Studio album by Renaud
- Released: 1981
- Recorded: 1981
- Studio: Studio Ramsès, Paris
- Genre: Chanson, rock
- Length: 42:49
- Language: French
- Label: Polydor
- Producer: Ramses

Renaud chronology
| Marche à l'ombre (1980) | Le Retour de Gérard Lambert (1981) | Morgane de toi (1983) |

= Le Retour de Gérard Lambert =

Le Retour de Gérard Lambert is the fifth studio album by French singer-songwriter Renaud. It was released in 1981 by Polydor Records. In Renaud's overall discography the album was released between two live albums, Un Olympia pour moi tout seul (1982) and Le P'tit Bal du samedi soir et autres chansons réalistes (1981).

The album title refers to Gérard Lambert, a character from a song on Renaud's previous studio album Marche à l'ombre, who by this stage has improved his lot from riding a mobylette to driving a Simca 1000.

==Songs==
"Le Père Noël noir" (French for "Black Father Christmas") tells the story of a black burglar that Renaud mistakes for Santa Claus. "Oscar" pays homage to Renaud's grandfather who had been a communist trade-unionist and "La Blanche" was a widely acclaimed anti-drug anthem. "Soleil immonde" was written by a close friend of Renaud, the French humorist Coluche whose 1986 death would provide the inspiration for Renaud's later album Putain de camion.

==Track listing==
All songs were written by Renaud Séchan except where noted.

Written exercise 1 = Reproduce verbatim the passage of the album article, everything from "The album title" down to "except where noted.".
Written exercise 2 = For each of the following statements, answer yes or no according to the album article and quote the words of the article that decide it: (a) The album was released by Polydor Records. (b) Renaud wrote "Soleil immonde" himself. (c) By the time of this album, Gérard Lambert still rides a mobylette.

Records provided =
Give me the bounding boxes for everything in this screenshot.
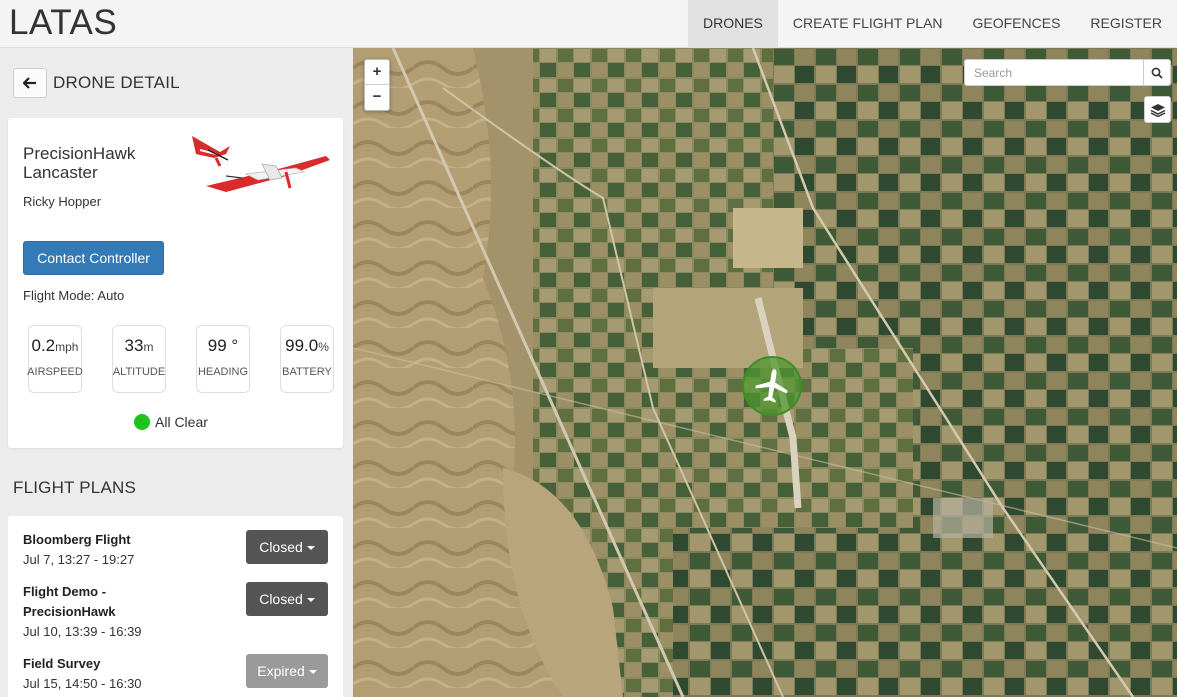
search-button[interactable] <box>1144 59 1171 86</box>
contact-controller-button[interactable]: Contact Controller <box>23 241 164 275</box>
drone-name: PrecisionHawk Lancaster <box>23 144 136 182</box>
zoom-out-button[interactable]: − <box>365 85 389 110</box>
status-label: Closed <box>259 539 303 555</box>
gauge-unit: % <box>318 340 329 354</box>
nav-item-create-flight-plan[interactable]: CREATE FLIGHT PLAN <box>778 0 958 48</box>
flight-plans-list: Bloomberg Flight Jul 7, 13:27 - 19:27 Cl… <box>8 516 343 697</box>
flight-plan-name: Flight Demo - PrecisionHawk <box>23 584 116 619</box>
caret-down-icon <box>308 670 317 675</box>
drone-marker[interactable] <box>742 356 802 416</box>
gauge-unit: m <box>143 340 154 354</box>
gauge-value: 99.0 <box>285 336 319 355</box>
status-dot-icon <box>134 414 150 430</box>
flight-plan-status-dropdown[interactable]: Closed <box>246 582 328 616</box>
map-view[interactable]: + − <box>353 48 1177 697</box>
flight-plan-status-dropdown[interactable]: Closed <box>246 530 328 564</box>
layers-button[interactable] <box>1144 96 1171 123</box>
gauge-battery: 99.0% BATTERY <box>280 325 334 393</box>
nav-item-geofences[interactable]: GEOFENCES <box>958 0 1076 48</box>
map-search-input[interactable] <box>964 59 1144 86</box>
airplane-icon <box>755 369 788 403</box>
left-panel: DRONE DETAIL PrecisionHawk Lancaster Ric… <box>0 48 353 697</box>
flight-mode: Flight Mode: Auto <box>23 288 125 303</box>
map-search <box>964 59 1171 86</box>
gauge-label: AIRSPEED <box>27 366 83 378</box>
status-text: All Clear <box>155 414 208 430</box>
zoom-in-button[interactable]: + <box>365 60 389 85</box>
flight-plan-item[interactable]: Bloomberg Flight Jul 7, 13:27 - 19:27 Cl… <box>23 530 333 570</box>
flight-plan-name: Bloomberg Flight <box>23 532 131 547</box>
gauge-airspeed: 0.2mph AIRSPEED <box>27 325 83 393</box>
gauge-value: 33 <box>124 336 144 355</box>
caret-down-icon <box>306 598 315 603</box>
layers-icon <box>1150 103 1165 117</box>
nav-item-register[interactable]: REGISTER <box>1075 0 1177 48</box>
caret-down-icon <box>306 546 315 551</box>
gauge-value: 99 ° <box>207 336 239 355</box>
gauge-label: HEADING <box>197 366 249 378</box>
nav-item-drones[interactable]: DRONES <box>687 0 778 48</box>
flight-plan-name: Field Survey <box>23 656 101 671</box>
brand-logo[interactable]: LATAS <box>9 3 117 43</box>
gauge-label: BATTERY <box>282 366 332 378</box>
detail-header: DRONE DETAIL <box>13 68 180 98</box>
gauge-label: ALTITUDE <box>112 366 166 378</box>
top-navbar: LATAS DRONES CREATE FLIGHT PLAN GEOFENCE… <box>0 0 1177 48</box>
telemetry-gauges: 0.2mph AIRSPEED 33m ALTITUDE 99 ° HEADIN… <box>27 325 334 393</box>
gauge-unit: mph <box>55 340 79 354</box>
flight-plan-item[interactable]: Field Survey Jul 15, 14:50 - 16:30 Expir… <box>23 654 333 694</box>
pilot-name: Ricky Hopper <box>23 194 102 209</box>
page-title: DRONE DETAIL <box>53 73 180 92</box>
status-label: Closed <box>259 591 303 607</box>
status-indicator: All Clear <box>134 414 208 430</box>
drone-image <box>192 136 330 192</box>
back-button[interactable] <box>13 68 47 98</box>
flight-plan-item[interactable]: Flight Demo - PrecisionHawk Jul 10, 13:3… <box>23 582 333 642</box>
nav-menu: DRONES CREATE FLIGHT PLAN GEOFENCES REGI… <box>687 0 1177 48</box>
flight-plan-time: Jul 10, 13:39 - 16:39 <box>23 624 142 639</box>
search-icon <box>1151 67 1163 79</box>
zoom-control: + − <box>364 59 390 111</box>
flight-plans-title: FLIGHT PLANS <box>13 478 137 497</box>
gauge-heading: 99 ° HEADING <box>196 325 250 393</box>
status-label: Expired <box>257 663 305 679</box>
gauge-value: 0.2 <box>31 336 56 355</box>
flight-plan-status-dropdown[interactable]: Expired <box>246 654 328 688</box>
gauge-altitude: 33m ALTITUDE <box>112 325 166 393</box>
arrow-left-icon <box>23 77 36 89</box>
drone-detail-card: PrecisionHawk Lancaster Ricky Hopper Con… <box>8 118 343 448</box>
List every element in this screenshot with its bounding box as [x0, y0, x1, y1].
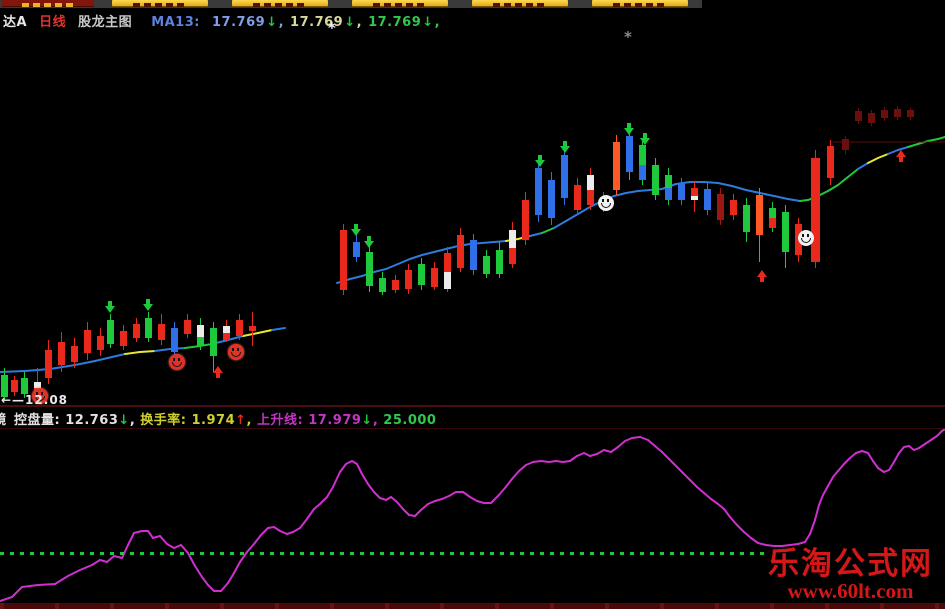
indicator-panel-header: 镜 控盘量: 12.763↓, 换手率: 1.974↑, 上升线: 17.979… — [0, 409, 945, 428]
indicator-sep: , — [129, 413, 141, 428]
toolbar-button[interactable] — [592, 0, 688, 7]
indicator-arrow-2: ↓ — [361, 413, 373, 428]
watermark-title: 乐淘公式网 — [768, 546, 933, 582]
indicator-values: 控盘量: 12.763↓, 换手率: 1.974↑, 上升线: 17.979↓,… — [14, 409, 436, 428]
dotted-reference-line — [0, 552, 766, 555]
main-candlestick-chart[interactable] — [0, 8, 945, 405]
indicator-arrow-1: ↑ — [235, 413, 247, 428]
indicator-sep: , — [246, 413, 258, 428]
indicator-label-1: 换手率: — [140, 413, 192, 428]
indicator-value-0: 12.763 — [65, 413, 119, 428]
toolbar-button[interactable] — [232, 0, 328, 7]
panel-separator-top — [0, 405, 945, 407]
indicator-value-3: 25.000 — [383, 413, 437, 428]
indicator-value-1: 1.974 — [191, 413, 236, 428]
indicator-prefix-char: 镜 — [0, 409, 7, 428]
indicator-value-2: 17.979 — [308, 413, 362, 428]
watermark: 乐淘公式网 www.60lt.com — [768, 548, 933, 602]
indicator-arrow-0: ↓ — [118, 413, 130, 428]
toolbar-button[interactable] — [472, 0, 568, 7]
indicator-label-0: 控盘量: — [14, 413, 66, 428]
indicator-label-2: 上升线: — [257, 413, 309, 428]
bottom-band — [0, 603, 945, 609]
trading-app-window: 达A 日线 股龙主图 MA13: 17.769↓, 17.769↓, 17.769↓… — [0, 0, 945, 609]
indicator-sep: , — [372, 413, 384, 428]
watermark-url: www.60lt.com — [787, 579, 914, 603]
toolbar-button[interactable] — [2, 0, 94, 7]
toolbar-button[interactable] — [352, 0, 448, 7]
toolbar-button[interactable] — [112, 0, 208, 7]
toolbar — [0, 0, 702, 8]
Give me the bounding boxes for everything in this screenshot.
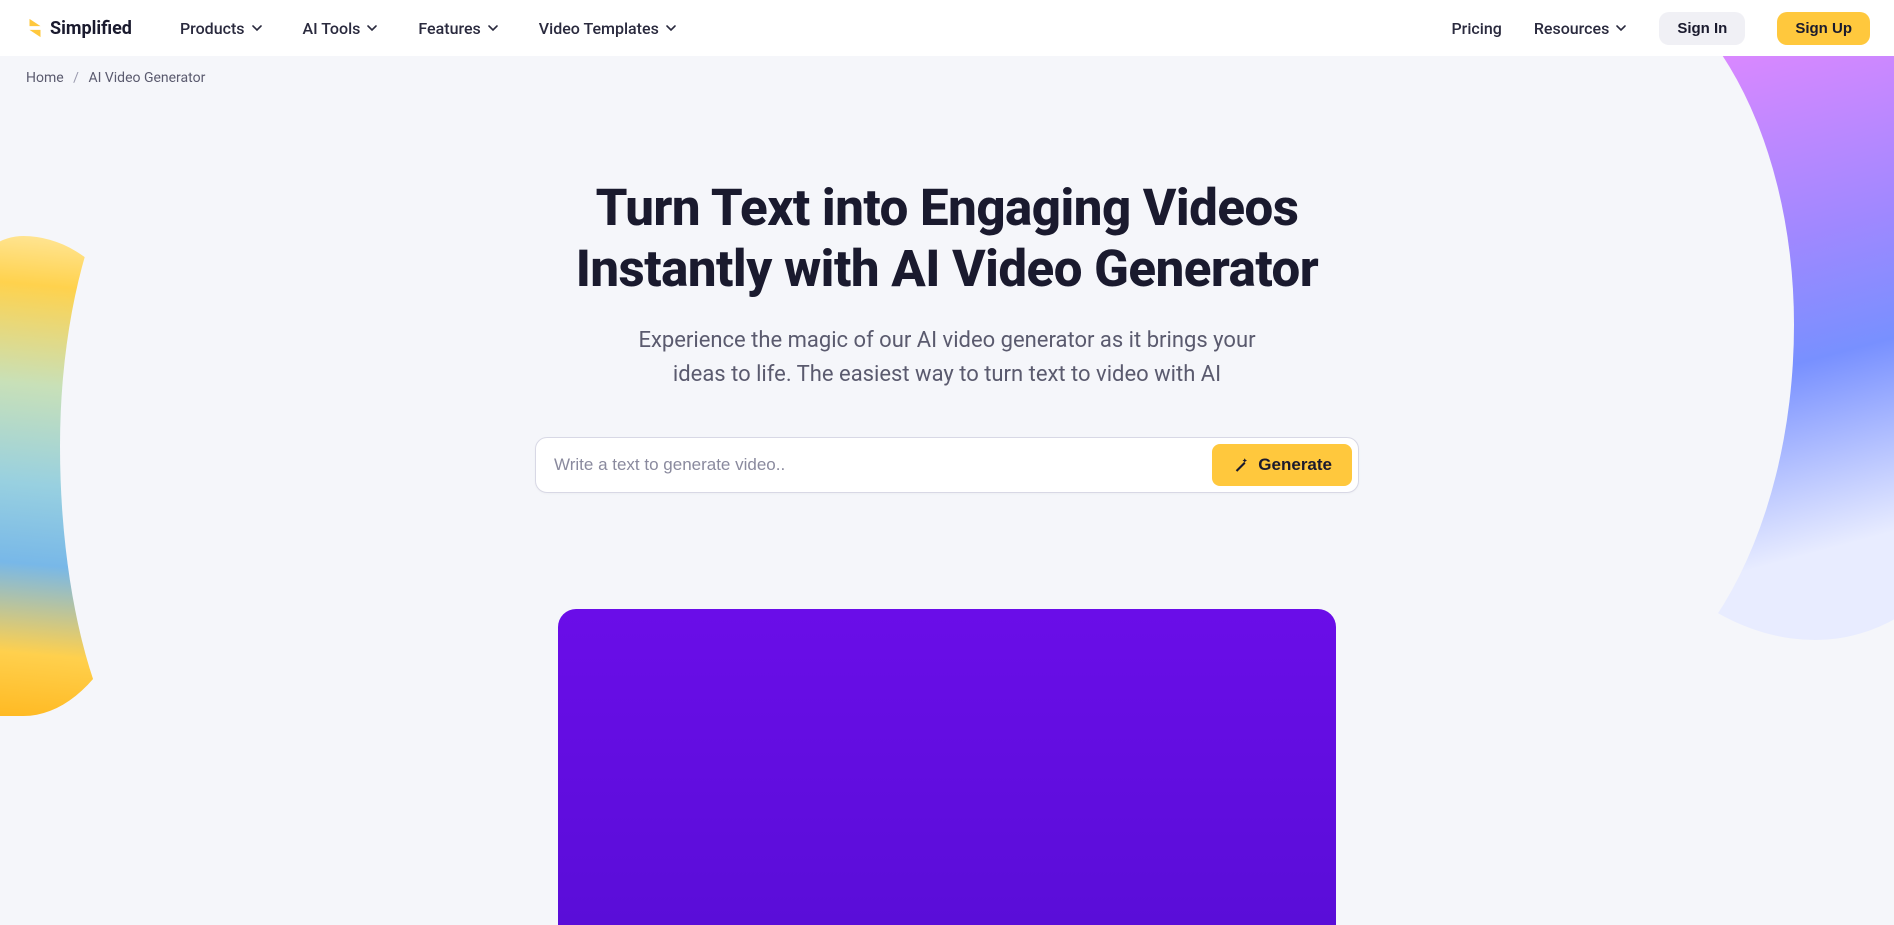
- nav-label: Products: [180, 19, 245, 38]
- nav-ai-tools[interactable]: AI Tools: [303, 19, 379, 38]
- hero-section: Turn Text into Engaging Videos Instantly…: [0, 178, 1894, 393]
- nav-label: Video Templates: [539, 19, 659, 38]
- nav-label: Pricing: [1451, 19, 1501, 38]
- video-preview-panel: [558, 609, 1336, 925]
- decorative-blob-left: [0, 56, 200, 756]
- hero-subtitle-line2: ideas to life. The easiest way to turn t…: [673, 362, 1221, 387]
- magic-wand-icon: [1232, 456, 1250, 474]
- chevron-down-icon: [366, 22, 378, 34]
- chevron-down-icon: [1615, 22, 1627, 34]
- hero-title-line1: Turn Text into Engaging Videos: [596, 179, 1299, 238]
- header-right: Pricing Resources Sign In Sign Up: [1451, 12, 1870, 45]
- generate-button[interactable]: Generate: [1212, 444, 1352, 486]
- chevron-down-icon: [487, 22, 499, 34]
- nav-pricing[interactable]: Pricing: [1451, 19, 1501, 38]
- breadcrumb: Home / AI Video Generator: [0, 56, 1894, 100]
- hero-subtitle: Experience the magic of our AI video gen…: [40, 324, 1854, 392]
- breadcrumb-current: AI Video Generator: [88, 70, 205, 86]
- brand-logo-icon: [24, 17, 46, 39]
- nav-products[interactable]: Products: [180, 19, 263, 38]
- brand-logo[interactable]: Simplified: [24, 17, 132, 39]
- signup-button[interactable]: Sign Up: [1777, 12, 1870, 45]
- nav-label: AI Tools: [303, 19, 361, 38]
- prompt-box: Generate: [535, 437, 1359, 493]
- hero-title-line2: Instantly with AI Video Generator: [576, 240, 1319, 299]
- nav-label: Resources: [1534, 19, 1610, 38]
- chevron-down-icon: [665, 22, 677, 34]
- nav-resources[interactable]: Resources: [1534, 19, 1628, 38]
- prompt-input[interactable]: [542, 445, 1212, 485]
- generate-button-label: Generate: [1258, 455, 1332, 475]
- signin-button[interactable]: Sign In: [1659, 12, 1745, 45]
- breadcrumb-home[interactable]: Home: [26, 70, 64, 86]
- hero-subtitle-line1: Experience the magic of our AI video gen…: [638, 328, 1255, 353]
- primary-nav: Products AI Tools Features Video Templat…: [180, 19, 677, 38]
- nav-label: Features: [418, 19, 480, 38]
- breadcrumb-separator: /: [73, 70, 79, 86]
- brand-name: Simplified: [50, 18, 132, 39]
- site-header: Simplified Products AI Tools Features Vi…: [0, 0, 1894, 56]
- nav-features[interactable]: Features: [418, 19, 498, 38]
- nav-video-templates[interactable]: Video Templates: [539, 19, 677, 38]
- hero-title: Turn Text into Engaging Videos Instantly…: [40, 178, 1854, 300]
- chevron-down-icon: [251, 22, 263, 34]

Problem solution 1 =
The album title refers to Gérard Lambert, a character from a song on Renaud's previous studio album Marche à l'ombre, who by this stage has improved his lot from riding a mobylette to driving a Simca 1000.

==Songs==
"Le Père Noël noir" (French for "Black Father Christmas") tells the story of a black burglar that Renaud mistakes for Santa Claus. "Oscar" pays homage to Renaud's grandfather who had been a communist trade-unionist and "La Blanche" was a widely acclaimed anti-drug anthem. "Soleil immonde" was written by a close friend of Renaud, the French humorist Coluche whose 1986 death would provide the inspiration for Renaud's later album Putain de camion.

==Track listing==
All songs were written by Renaud Séchan except where noted.

Problem solution 2 =
(a) Yes: "It was released in 1981 by Polydor Records."
(b) No: "was written by a close friend of Renaud, the French humorist Coluche"
(c) No: "has improved his lot from riding a mobylette to driving a Simca 1000"